Please transcribe the records precisely; pictures stay out of your copy.

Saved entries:
— start —

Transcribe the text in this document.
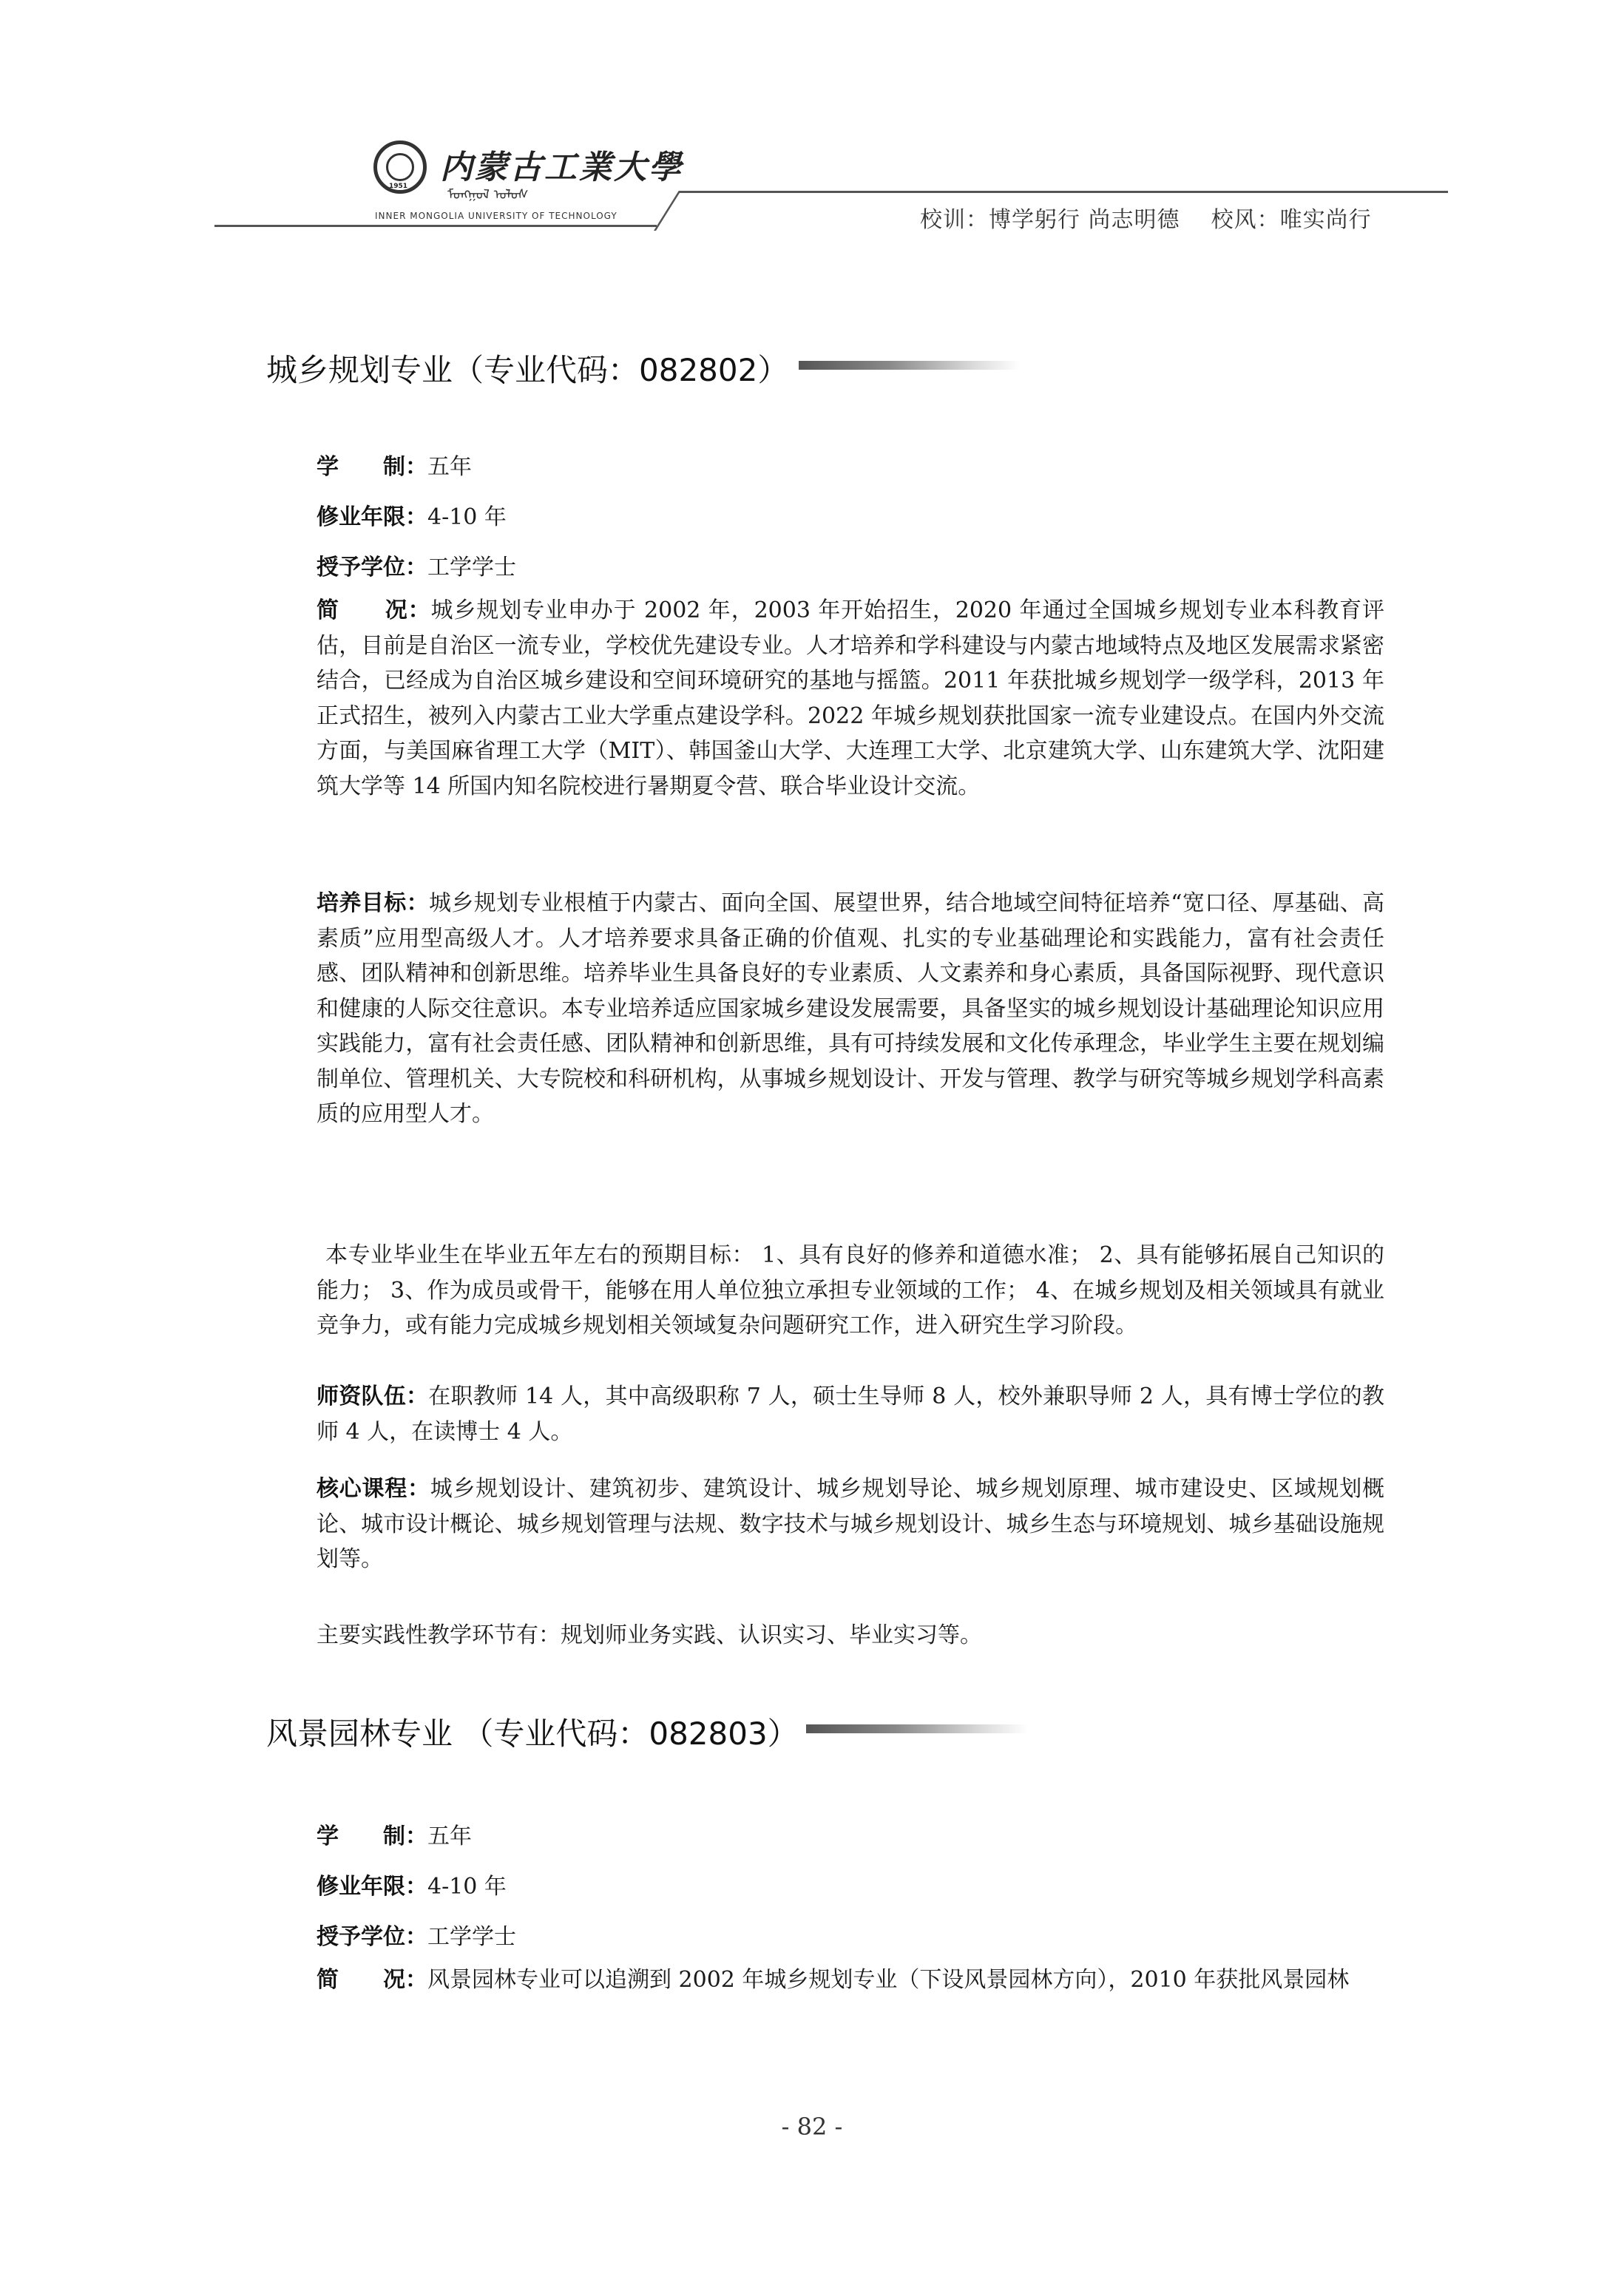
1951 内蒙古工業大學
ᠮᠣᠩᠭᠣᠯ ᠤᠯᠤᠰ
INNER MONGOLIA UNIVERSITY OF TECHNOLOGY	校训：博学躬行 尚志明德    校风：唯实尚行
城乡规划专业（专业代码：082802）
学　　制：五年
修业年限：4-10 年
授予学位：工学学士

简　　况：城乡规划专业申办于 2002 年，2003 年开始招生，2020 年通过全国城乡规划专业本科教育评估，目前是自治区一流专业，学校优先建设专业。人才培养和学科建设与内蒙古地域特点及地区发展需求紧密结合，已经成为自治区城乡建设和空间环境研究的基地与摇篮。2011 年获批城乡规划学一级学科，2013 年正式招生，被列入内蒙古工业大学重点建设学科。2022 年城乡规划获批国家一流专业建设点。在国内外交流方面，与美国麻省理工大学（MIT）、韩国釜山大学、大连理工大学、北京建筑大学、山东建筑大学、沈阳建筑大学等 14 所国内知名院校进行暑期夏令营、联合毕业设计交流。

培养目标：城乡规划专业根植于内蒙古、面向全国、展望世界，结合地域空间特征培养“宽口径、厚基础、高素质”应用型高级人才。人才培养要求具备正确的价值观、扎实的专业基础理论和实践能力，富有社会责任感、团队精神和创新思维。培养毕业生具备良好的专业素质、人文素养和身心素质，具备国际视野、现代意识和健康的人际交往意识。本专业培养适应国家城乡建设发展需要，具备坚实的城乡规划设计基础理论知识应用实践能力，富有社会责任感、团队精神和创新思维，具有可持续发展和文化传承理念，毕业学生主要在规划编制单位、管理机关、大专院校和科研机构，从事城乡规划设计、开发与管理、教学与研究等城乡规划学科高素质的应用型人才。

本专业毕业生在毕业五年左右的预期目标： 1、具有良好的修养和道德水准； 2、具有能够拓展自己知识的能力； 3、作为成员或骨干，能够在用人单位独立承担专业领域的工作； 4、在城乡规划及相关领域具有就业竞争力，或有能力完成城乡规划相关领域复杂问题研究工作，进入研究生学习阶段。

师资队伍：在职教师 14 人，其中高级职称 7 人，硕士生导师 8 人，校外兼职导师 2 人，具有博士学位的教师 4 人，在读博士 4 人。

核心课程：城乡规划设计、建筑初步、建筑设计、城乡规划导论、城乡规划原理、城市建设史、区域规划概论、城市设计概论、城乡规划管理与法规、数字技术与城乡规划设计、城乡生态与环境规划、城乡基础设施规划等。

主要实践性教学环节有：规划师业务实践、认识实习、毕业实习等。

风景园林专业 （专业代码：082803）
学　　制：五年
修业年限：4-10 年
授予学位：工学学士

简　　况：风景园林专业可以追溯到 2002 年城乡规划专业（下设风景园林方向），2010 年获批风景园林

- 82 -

— end —

• _SOLUTION FOR THIS TASK_
Transcribe the text in this document.
1951 内蒙古工業大學
ᠮᠣᠩᠭᠣᠯ ᠤᠯᠤᠰ
INNER MONGOLIA UNIVERSITY OF TECHNOLOGY	校训：博学躬行 尚志明德    校风：唯实尚行
城乡规划专业（专业代码：082802）
学　　制：五年
修业年限：4-10 年
授予学位：工学学士

简　　况：城乡规划专业申办于 2002 年，2003 年开始招生，2020 年通过全国城乡规划专业本科教育评估，目前是自治区一流专业，学校优先建设专业。人才培养和学科建设与内蒙古地域特点及地区发展需求紧密结合，已经成为自治区城乡建设和空间环境研究的基地与摇篮。2011 年获批城乡规划学一级学科，2013 年正式招生，被列入内蒙古工业大学重点建设学科。2022 年城乡规划获批国家一流专业建设点。在国内外交流方面，与美国麻省理工大学（MIT）、韩国釜山大学、大连理工大学、北京建筑大学、山东建筑大学、沈阳建筑大学等 14 所国内知名院校进行暑期夏令营、联合毕业设计交流。

培养目标：城乡规划专业根植于内蒙古、面向全国、展望世界，结合地域空间特征培养“宽口径、厚基础、高素质”应用型高级人才。人才培养要求具备正确的价值观、扎实的专业基础理论和实践能力，富有社会责任感、团队精神和创新思维。培养毕业生具备良好的专业素质、人文素养和身心素质，具备国际视野、现代意识和健康的人际交往意识。本专业培养适应国家城乡建设发展需要，具备坚实的城乡规划设计基础理论知识应用实践能力，富有社会责任感、团队精神和创新思维，具有可持续发展和文化传承理念，毕业学生主要在规划编制单位、管理机关、大专院校和科研机构，从事城乡规划设计、开发与管理、教学与研究等城乡规划学科高素质的应用型人才。

本专业毕业生在毕业五年左右的预期目标： 1、具有良好的修养和道德水准； 2、具有能够拓展自己知识的能力； 3、作为成员或骨干，能够在用人单位独立承担专业领域的工作； 4、在城乡规划及相关领域具有就业竞争力，或有能力完成城乡规划相关领域复杂问题研究工作，进入研究生学习阶段。

师资队伍：在职教师 14 人，其中高级职称 7 人，硕士生导师 8 人，校外兼职导师 2 人，具有博士学位的教师 4 人，在读博士 4 人。

核心课程：城乡规划设计、建筑初步、建筑设计、城乡规划导论、城乡规划原理、城市建设史、区域规划概论、城市设计概论、城乡规划管理与法规、数字技术与城乡规划设计、城乡生态与环境规划、城乡基础设施规划等。

主要实践性教学环节有：规划师业务实践、认识实习、毕业实习等。

风景园林专业 （专业代码：082803）
学　　制：五年
修业年限：4-10 年
授予学位：工学学士

简　　况：风景园林专业可以追溯到 2002 年城乡规划专业（下设风景园林方向），2010 年获批风景园林

- 82 -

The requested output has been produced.